Task requirements: All lines in which the word "SGPA" occurs are to be extracted.

Items:

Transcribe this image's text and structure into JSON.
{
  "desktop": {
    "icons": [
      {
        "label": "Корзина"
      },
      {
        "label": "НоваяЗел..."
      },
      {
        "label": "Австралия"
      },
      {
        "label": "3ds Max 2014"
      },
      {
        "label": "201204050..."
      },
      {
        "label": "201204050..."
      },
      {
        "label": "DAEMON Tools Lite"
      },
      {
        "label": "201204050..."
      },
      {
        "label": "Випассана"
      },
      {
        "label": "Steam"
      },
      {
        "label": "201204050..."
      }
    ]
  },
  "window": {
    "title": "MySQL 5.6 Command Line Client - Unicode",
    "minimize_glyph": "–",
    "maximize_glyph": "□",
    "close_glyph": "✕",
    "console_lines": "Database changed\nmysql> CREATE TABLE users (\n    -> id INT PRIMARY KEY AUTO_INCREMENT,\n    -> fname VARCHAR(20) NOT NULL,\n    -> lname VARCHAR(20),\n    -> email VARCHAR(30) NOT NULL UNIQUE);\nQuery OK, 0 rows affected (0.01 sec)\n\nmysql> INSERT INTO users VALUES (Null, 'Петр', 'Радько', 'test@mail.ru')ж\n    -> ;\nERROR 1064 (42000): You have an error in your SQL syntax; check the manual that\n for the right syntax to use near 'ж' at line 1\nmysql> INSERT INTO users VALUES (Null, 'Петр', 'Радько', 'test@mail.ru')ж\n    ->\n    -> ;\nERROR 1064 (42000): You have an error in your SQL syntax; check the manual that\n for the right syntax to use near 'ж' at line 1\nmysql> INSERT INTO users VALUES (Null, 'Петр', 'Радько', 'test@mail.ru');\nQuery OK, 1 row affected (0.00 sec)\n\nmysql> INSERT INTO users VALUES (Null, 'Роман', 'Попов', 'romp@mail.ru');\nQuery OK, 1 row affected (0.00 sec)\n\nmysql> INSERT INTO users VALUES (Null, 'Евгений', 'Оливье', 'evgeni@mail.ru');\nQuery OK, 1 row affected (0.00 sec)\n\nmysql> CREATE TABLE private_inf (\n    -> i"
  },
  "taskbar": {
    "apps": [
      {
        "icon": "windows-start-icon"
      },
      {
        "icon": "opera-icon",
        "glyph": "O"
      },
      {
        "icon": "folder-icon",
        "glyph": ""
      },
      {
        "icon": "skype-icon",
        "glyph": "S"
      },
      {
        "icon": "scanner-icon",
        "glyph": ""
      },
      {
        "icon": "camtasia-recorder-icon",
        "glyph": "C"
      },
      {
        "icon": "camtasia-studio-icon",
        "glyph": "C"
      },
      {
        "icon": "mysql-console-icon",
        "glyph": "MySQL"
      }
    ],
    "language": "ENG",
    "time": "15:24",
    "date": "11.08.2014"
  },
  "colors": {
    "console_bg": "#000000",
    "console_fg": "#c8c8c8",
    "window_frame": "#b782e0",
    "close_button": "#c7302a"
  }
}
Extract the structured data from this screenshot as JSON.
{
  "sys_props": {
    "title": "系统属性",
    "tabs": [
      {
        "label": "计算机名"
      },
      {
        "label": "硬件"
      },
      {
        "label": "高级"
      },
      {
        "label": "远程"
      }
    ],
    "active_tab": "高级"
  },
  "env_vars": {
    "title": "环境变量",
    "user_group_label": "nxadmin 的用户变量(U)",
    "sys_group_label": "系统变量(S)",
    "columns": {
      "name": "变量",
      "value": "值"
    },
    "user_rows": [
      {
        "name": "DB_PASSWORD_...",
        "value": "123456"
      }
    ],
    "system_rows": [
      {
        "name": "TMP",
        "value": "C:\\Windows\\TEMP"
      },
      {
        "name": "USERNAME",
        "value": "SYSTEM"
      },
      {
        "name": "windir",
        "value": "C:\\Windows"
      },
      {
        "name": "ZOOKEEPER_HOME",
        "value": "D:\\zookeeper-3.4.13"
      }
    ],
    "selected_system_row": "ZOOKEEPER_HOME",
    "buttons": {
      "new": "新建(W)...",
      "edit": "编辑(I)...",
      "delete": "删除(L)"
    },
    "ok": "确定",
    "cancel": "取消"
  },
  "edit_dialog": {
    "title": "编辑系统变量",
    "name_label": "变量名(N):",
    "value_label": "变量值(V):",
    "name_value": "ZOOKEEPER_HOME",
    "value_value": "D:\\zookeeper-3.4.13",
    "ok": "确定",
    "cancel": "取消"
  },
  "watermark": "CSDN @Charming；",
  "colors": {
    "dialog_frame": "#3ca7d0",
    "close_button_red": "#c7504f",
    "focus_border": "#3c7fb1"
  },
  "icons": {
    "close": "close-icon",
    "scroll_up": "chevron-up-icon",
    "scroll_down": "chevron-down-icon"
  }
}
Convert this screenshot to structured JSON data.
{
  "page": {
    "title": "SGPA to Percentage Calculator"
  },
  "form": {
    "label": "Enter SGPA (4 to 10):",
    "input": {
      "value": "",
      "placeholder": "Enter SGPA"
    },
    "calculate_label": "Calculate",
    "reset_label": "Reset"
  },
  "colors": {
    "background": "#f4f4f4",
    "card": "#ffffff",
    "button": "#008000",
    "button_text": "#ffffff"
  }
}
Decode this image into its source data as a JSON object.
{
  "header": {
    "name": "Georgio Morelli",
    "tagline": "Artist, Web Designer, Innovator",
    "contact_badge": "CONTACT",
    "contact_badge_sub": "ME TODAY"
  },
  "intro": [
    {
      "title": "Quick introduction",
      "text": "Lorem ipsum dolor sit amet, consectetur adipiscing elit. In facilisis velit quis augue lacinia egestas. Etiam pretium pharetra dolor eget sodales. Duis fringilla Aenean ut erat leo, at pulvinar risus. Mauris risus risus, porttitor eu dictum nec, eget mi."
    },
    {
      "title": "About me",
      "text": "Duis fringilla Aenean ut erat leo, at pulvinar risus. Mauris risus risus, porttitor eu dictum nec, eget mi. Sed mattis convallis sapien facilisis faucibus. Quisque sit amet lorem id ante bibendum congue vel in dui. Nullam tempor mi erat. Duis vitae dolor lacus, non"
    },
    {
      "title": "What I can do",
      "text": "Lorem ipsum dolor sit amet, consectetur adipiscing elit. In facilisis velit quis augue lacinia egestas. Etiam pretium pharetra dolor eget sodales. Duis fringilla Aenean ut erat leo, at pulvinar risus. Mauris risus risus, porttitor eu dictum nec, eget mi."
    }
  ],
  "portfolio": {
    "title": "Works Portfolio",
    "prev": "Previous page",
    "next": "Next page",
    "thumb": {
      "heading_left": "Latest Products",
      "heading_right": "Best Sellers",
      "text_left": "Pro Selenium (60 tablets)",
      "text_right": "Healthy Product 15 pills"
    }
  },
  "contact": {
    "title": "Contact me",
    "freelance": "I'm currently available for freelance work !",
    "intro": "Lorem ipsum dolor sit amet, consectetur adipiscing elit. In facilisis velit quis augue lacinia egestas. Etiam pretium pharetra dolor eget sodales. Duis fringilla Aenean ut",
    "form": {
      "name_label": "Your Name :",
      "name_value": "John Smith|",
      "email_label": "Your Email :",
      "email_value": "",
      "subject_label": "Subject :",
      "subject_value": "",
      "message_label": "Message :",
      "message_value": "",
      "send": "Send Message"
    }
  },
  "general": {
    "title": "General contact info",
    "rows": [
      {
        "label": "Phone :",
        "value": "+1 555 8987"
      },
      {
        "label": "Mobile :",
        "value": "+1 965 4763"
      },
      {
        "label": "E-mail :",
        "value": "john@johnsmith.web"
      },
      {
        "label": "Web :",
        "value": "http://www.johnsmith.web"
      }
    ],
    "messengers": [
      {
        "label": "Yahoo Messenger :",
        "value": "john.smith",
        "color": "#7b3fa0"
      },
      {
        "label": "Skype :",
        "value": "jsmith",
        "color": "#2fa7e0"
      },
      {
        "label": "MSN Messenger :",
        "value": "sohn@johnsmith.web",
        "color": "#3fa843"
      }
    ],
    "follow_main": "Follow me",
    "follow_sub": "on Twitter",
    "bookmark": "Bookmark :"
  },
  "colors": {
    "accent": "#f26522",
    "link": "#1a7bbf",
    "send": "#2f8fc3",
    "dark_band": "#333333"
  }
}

Solution for this problem:
    "title": "SGPA to Percentage Calculator"
    "label": "Enter SGPA (4 to 10):",
      "placeholder": "Enter SGPA"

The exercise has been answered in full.